• WORK INSTRUCTIONS: Each line that follows is to be retyped exactly.

# # # # # # #

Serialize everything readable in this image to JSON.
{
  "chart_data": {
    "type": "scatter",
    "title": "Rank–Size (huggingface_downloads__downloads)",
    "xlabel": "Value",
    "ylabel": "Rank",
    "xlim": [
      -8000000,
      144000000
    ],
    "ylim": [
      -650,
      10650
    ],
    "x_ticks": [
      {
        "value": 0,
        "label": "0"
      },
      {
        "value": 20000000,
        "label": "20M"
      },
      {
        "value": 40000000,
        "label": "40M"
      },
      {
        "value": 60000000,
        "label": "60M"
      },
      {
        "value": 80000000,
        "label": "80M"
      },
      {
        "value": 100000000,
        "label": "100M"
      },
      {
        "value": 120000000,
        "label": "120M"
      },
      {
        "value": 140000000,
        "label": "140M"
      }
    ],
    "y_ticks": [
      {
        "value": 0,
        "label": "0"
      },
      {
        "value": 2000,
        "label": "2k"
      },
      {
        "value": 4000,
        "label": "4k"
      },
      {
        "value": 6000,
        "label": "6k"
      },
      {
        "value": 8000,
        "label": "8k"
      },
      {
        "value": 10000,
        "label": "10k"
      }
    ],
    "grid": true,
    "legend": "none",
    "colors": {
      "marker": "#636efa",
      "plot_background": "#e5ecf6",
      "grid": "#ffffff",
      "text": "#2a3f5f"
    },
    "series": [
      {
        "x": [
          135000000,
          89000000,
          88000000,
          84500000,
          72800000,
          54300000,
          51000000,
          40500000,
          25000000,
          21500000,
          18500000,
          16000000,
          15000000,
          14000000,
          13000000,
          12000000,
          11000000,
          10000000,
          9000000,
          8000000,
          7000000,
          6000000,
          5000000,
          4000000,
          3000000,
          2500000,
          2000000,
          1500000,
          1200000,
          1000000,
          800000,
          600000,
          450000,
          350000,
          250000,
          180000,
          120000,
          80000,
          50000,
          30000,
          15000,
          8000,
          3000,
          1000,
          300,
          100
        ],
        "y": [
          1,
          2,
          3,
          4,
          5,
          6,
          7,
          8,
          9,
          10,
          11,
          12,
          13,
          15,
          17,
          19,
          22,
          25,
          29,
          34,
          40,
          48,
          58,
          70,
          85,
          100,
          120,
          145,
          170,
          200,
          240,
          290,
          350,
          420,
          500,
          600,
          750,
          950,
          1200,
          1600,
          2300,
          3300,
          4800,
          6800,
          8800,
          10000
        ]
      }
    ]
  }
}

# # # # # # #

• SOLUTION TO THIS TASK:
Serialize everything readable in this image to JSON.
{
  "chart_data": {
    "type": "scatter",
    "title": "Rank–Size (huggingface_downloads__downloads)",
    "xlabel": "Value",
    "ylabel": "Rank",
    "xlim": [
      -8000000,
      144000000
    ],
    "ylim": [
      -650,
      10650
    ],
    "x_ticks": [
      {
        "value": 0,
        "label": "0"
      },
      {
        "value": 20000000,
        "label": "20M"
      },
      {
        "value": 40000000,
        "label": "40M"
      },
      {
        "value": 60000000,
        "label": "60M"
      },
      {
        "value": 80000000,
        "label": "80M"
      },
      {
        "value": 100000000,
        "label": "100M"
      },
      {
        "value": 120000000,
        "label": "120M"
      },
      {
        "value": 140000000,
        "label": "140M"
      }
    ],
    "y_ticks": [
      {
        "value": 0,
        "label": "0"
      },
      {
        "value": 2000,
        "label": "2k"
      },
      {
        "value": 4000,
        "label": "4k"
      },
      {
        "value": 6000,
        "label": "6k"
      },
      {
        "value": 8000,
        "label": "8k"
      },
      {
        "value": 10000,
        "label": "10k"
      }
    ],
    "grid": true,
    "legend": "none",
    "colors": {
      "marker": "#636efa",
      "plot_background": "#e5ecf6",
      "grid": "#ffffff",
      "text": "#2a3f5f"
    },
    "series": [
      {
        "x": [
          135000000,
          89000000,
          88000000,
          84500000,
          72800000,
          54300000,
          51000000,
          40500000,
          25000000,
          21500000,
          18500000,
          16000000,
          15000000,
          14000000,
          13000000,
          12000000,
          11000000,
          10000000,
          9000000,
          8000000,
          7000000,
          6000000,
          5000000,
          4000000,
          3000000,
          2500000,
          2000000,
          1500000,
          1200000,
          1000000,
          800000,
          600000,
          450000,
          350000,
          250000,
          180000,
          120000,
          80000,
          50000,
          30000,
          15000,
          8000,
          3000,
          1000,
          300,
          100
        ],
        "y": [
          1,
          2,
          3,
          4,
          5,
          6,
          7,
          8,
          9,
          10,
          11,
          12,
          13,
          15,
          17,
          19,
          22,
          25,
          29,
          34,
          40,
          48,
          58,
          70,
          85,
          100,
          120,
          145,
          170,
          200,
          240,
          290,
          350,
          420,
          500,
          600,
          750,
          950,
          1200,
          1600,
          2300,
          3300,
          4800,
          6800,
          8800,
          10000
        ]
      }
    ]
  }
}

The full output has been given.